Entries:
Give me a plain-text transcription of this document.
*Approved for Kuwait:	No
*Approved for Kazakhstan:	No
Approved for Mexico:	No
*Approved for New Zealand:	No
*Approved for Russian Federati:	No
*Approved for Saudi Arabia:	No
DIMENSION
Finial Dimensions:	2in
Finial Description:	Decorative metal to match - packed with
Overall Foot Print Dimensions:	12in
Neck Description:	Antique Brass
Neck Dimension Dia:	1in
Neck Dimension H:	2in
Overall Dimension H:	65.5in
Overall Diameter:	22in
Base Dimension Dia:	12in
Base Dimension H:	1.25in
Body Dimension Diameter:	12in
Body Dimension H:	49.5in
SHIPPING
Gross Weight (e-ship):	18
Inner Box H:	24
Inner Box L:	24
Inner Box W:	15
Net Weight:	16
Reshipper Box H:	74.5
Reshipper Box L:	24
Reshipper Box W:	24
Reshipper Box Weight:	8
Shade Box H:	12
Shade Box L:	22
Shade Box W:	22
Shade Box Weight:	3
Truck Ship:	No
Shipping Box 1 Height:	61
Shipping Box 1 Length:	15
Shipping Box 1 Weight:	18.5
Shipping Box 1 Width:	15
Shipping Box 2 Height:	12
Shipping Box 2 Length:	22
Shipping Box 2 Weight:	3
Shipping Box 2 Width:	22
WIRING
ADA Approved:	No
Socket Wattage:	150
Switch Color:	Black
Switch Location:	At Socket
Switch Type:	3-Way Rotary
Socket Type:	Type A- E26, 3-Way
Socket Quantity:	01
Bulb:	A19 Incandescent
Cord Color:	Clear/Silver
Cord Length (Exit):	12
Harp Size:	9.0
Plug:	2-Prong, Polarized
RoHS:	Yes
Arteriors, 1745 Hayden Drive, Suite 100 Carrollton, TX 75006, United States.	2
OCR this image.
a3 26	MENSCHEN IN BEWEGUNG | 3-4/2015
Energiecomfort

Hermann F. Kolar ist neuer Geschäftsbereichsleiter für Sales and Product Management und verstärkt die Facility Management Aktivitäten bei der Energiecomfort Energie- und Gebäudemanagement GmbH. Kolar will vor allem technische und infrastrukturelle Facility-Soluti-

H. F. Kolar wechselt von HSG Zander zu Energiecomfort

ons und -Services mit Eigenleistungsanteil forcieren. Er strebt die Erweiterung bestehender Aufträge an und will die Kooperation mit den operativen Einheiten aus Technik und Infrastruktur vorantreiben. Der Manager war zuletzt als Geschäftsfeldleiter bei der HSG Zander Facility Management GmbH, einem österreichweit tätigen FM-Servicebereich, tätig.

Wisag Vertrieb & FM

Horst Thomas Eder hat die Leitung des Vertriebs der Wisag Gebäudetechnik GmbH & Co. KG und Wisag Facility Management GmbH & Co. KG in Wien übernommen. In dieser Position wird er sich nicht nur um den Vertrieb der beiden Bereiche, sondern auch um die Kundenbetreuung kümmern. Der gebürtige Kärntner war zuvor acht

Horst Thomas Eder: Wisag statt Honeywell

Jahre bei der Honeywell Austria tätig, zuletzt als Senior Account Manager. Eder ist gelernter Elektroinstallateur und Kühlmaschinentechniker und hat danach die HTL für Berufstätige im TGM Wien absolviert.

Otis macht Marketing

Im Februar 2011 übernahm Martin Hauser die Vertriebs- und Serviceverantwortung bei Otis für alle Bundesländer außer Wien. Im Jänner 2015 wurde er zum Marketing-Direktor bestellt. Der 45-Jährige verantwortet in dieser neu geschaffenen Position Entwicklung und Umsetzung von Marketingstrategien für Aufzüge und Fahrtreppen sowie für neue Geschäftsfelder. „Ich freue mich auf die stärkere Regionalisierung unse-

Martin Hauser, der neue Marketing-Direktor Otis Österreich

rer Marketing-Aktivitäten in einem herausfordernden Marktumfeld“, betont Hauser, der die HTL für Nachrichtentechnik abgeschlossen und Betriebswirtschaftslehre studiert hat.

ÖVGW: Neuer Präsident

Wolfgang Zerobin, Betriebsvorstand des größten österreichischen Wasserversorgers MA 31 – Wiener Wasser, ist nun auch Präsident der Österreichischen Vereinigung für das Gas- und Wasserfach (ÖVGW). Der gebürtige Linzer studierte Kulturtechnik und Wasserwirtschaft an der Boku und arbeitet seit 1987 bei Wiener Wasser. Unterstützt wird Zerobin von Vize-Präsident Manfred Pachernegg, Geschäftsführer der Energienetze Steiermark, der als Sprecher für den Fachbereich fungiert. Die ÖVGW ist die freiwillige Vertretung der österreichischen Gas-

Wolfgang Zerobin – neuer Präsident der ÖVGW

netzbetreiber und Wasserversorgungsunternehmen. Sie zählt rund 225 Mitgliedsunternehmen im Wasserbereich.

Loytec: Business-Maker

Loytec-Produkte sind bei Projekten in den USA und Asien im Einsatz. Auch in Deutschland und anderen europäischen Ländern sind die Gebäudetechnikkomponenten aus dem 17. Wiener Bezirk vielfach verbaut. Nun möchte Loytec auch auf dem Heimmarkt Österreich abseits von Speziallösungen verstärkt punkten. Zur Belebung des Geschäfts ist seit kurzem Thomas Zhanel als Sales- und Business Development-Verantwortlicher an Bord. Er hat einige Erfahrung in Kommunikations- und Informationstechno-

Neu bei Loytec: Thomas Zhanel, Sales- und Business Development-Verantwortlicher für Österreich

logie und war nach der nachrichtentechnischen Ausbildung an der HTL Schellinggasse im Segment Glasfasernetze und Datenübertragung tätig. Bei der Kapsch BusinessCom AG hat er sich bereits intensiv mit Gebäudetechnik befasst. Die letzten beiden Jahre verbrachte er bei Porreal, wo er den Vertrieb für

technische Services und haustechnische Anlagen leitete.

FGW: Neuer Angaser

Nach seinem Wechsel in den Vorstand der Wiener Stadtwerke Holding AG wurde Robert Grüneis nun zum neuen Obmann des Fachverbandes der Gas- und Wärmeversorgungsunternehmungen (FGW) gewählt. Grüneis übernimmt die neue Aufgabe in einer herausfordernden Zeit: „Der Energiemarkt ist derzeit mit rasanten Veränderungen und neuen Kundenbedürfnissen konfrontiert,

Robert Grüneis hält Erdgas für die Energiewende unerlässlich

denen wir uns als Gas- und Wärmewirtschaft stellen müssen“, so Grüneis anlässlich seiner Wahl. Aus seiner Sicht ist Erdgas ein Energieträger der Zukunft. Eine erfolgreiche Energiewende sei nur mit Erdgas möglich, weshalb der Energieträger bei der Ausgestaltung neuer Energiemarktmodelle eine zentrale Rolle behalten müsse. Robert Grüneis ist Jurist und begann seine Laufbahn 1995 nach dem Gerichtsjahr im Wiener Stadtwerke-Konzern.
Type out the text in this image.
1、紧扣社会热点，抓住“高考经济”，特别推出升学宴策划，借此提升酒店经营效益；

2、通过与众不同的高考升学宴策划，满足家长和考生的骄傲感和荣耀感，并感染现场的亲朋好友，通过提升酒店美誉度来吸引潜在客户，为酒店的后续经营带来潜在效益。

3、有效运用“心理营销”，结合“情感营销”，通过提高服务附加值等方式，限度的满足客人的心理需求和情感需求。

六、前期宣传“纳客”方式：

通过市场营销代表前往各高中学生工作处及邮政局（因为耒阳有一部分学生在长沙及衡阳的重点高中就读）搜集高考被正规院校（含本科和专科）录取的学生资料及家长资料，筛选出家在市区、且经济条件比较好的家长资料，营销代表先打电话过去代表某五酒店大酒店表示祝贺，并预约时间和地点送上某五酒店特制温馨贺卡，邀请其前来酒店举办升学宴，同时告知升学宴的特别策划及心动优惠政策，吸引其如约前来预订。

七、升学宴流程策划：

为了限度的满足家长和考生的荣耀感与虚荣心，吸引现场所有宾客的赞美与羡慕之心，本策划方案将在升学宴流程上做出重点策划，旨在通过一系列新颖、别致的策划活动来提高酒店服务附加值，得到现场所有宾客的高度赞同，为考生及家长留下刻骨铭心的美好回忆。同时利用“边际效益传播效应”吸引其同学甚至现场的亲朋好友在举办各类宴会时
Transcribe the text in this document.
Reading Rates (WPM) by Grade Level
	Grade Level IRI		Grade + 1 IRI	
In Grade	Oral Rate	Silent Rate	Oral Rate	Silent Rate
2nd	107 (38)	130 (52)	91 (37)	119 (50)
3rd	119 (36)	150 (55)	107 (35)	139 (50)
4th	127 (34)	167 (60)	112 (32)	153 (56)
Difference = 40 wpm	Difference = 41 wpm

Short problem:
Copy out every line from the data above that has "Approved" in it.

Solution to this task:
*Approved for Kuwait:	No
*Approved for Kazakhstan:	No
Approved for Mexico:	No
*Approved for New Zealand:	No
*Approved for Russian Federati:	No
*Approved for Saudi Arabia:	No
ADA Approved:	No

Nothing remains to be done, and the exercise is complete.